Sainz resiste en un quilombo de etapa

Peterhansel recorta 13 minutos al piloto español, que mantiene el liderato en coches

DAVID S. DE CASTRO MADRID.

Cuando Marc Coma avisaba de que la navegación iba a ser clave en todo el Dakar, seguro que tenía la etapa 10 entre Salta y Belén en mente. Y buen belén se armó en una jornada, en la que todos los contendientes han tenido serias dificultades para llegar, especialmente en motos, cuya clasificación general ha dado un vuelco. Matthias Walkner sacó una victoria de oro, que le vale para ser líder con 39 minutos sobre Joan Barreda y que aúpa a Gerard Farrés a la cuarta posición. No fue hasta el final del día cuando se supo qué había ocurrido. Un problema en el libro de ruta, en el séptimo punto de control del día (primero de la segunda parte de la etapa), cuando muchos corredores se extraviaron. Eso hace pensar que, como algunos sí lo pasaron y otros no (gran parte de los favoritos), puede caer penalizaciones, con lo que la clasificación puede sufrir un vuelco antes de comenzar la jornada de este miércoles.

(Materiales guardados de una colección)
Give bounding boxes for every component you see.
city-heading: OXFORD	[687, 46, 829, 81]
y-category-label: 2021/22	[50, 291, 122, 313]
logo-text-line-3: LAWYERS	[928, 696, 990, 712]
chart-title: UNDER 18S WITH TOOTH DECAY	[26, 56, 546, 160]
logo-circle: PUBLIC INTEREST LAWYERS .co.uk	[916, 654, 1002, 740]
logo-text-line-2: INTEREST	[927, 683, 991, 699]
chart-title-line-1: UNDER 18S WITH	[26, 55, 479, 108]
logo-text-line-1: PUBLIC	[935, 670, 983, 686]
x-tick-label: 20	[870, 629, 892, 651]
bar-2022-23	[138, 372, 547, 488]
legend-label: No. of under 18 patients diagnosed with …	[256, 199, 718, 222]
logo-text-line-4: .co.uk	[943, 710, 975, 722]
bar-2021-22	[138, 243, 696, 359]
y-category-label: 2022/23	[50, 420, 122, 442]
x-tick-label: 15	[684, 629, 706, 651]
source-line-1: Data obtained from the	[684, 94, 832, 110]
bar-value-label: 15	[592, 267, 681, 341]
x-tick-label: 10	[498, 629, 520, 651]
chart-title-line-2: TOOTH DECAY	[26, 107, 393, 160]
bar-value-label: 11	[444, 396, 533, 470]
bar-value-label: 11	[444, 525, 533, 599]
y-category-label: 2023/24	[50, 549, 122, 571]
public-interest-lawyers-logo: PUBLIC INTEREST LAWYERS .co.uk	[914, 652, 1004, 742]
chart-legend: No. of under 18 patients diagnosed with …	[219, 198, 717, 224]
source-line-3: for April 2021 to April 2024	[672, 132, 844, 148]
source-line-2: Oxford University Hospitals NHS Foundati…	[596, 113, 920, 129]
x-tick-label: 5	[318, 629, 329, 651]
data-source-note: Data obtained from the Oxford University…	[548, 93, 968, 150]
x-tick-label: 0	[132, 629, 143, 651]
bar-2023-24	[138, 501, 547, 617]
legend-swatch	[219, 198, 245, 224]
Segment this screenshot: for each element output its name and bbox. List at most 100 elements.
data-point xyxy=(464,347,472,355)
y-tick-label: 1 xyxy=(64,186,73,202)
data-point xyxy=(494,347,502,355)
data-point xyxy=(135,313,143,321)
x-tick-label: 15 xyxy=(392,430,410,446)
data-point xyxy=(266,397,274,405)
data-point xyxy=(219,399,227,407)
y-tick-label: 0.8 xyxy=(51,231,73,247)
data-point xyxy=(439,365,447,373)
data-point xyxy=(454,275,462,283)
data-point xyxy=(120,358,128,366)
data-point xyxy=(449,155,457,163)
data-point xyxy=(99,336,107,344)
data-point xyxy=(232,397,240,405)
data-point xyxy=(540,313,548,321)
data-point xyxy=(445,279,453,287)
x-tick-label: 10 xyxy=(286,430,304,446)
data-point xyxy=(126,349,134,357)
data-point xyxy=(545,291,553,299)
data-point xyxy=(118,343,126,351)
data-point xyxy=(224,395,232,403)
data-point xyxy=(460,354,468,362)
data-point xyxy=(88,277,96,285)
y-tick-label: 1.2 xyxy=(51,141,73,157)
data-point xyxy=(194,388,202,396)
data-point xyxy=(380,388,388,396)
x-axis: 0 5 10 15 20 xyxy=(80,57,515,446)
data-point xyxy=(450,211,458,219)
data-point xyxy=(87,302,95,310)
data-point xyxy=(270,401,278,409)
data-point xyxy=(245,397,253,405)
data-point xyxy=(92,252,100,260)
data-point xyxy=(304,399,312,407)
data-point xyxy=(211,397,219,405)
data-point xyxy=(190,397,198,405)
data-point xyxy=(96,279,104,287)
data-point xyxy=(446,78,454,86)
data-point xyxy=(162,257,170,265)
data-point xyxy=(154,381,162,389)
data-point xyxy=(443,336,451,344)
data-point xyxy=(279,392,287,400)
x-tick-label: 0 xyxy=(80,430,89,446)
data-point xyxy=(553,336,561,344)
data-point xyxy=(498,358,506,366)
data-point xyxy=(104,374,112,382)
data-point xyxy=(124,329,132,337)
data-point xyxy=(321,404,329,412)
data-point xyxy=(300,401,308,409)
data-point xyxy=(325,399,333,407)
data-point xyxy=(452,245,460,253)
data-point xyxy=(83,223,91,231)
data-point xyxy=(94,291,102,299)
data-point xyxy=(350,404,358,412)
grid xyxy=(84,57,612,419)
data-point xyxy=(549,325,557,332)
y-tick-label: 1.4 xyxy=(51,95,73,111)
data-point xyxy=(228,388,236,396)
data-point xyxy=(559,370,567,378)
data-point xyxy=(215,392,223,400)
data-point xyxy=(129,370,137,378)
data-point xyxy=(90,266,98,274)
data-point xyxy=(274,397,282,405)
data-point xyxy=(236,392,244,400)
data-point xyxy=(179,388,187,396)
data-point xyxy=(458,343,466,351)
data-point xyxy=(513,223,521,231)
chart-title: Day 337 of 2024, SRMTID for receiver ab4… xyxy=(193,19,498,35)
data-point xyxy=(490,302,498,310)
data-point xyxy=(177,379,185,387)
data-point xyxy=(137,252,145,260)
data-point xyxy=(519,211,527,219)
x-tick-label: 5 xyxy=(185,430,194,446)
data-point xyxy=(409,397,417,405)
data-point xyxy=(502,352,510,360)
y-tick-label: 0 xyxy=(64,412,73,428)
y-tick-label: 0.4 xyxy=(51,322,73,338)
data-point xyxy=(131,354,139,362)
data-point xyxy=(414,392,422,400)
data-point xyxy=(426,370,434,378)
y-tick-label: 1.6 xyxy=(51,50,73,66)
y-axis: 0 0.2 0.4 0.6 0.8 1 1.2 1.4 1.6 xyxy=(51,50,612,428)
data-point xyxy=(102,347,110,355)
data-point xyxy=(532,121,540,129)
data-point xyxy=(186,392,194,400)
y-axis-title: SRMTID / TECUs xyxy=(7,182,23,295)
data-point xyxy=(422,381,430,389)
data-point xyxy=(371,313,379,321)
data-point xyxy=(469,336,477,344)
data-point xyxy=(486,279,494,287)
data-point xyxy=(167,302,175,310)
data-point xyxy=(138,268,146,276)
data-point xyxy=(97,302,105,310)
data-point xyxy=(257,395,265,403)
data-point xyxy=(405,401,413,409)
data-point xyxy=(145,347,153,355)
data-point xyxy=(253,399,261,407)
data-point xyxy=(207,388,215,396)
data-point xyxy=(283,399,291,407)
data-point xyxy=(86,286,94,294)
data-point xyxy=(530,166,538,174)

[Actividad] Escribe cómo sigue la crónica sobre la décima etapa del Dakar, a partir de su última frase. El listado no interviene para nada en esto.

[Problema resuelto]
En coches, Carlos Sainz mantiene el tipo, pese a que su mayor rival y perseguidor, Stepháne Peterhansel, sacó lo mejor de sí para conseguir su segunda victoria consecutiva de este Dakar. Se mantiene líder en coches, si bien no ha sido un día nada sencillo para él. Además de ese problema final en el WP7 (peor le fue a Nasser Al Attiyah, que se dejó media hora), no pudo con un Peterhansel que ya en la primera meta de la etapa ya le sacaba doce minutos al madrileño.

'Pelo de camello'

Sainz, después de lo sucedido el lunes en la etapa de descanso con la pérdida de diez minutos por el golpe (que ni la propia organización aclara) con Kees Koolen, sólo tenía que aguantar, a sabiendas de que la jornada de este jueves será fundamental. En una zona de dunas con el temido 'pelo de camello', y después las zonas de río seco, no podía fallar. Peterhansel mantuvo una genial pelea con Nasser Al Attiyah, que al final del día acabó perdiendo todas sus opciones de dar la campanada en la jornada. El galo se impuso a Giniel de Villiers, y a un Sainz que, ahora, tiene 50 minutos de ventaja.

El madrileño tendrá un enorme examen este miércoles: el 'Super Fiambalá'. La etapa entre Belén, Fiambalá y Chilecito es ya un clásico de la carrera sudamericana, donde Peterhansel ya conquistó el Dakar en 2016. La salida mezclada de camiones, coches y motos para los 25 más rápidos añade dificultad, en una pista de arena blanda que pondrá a prueba las capacidades de todos.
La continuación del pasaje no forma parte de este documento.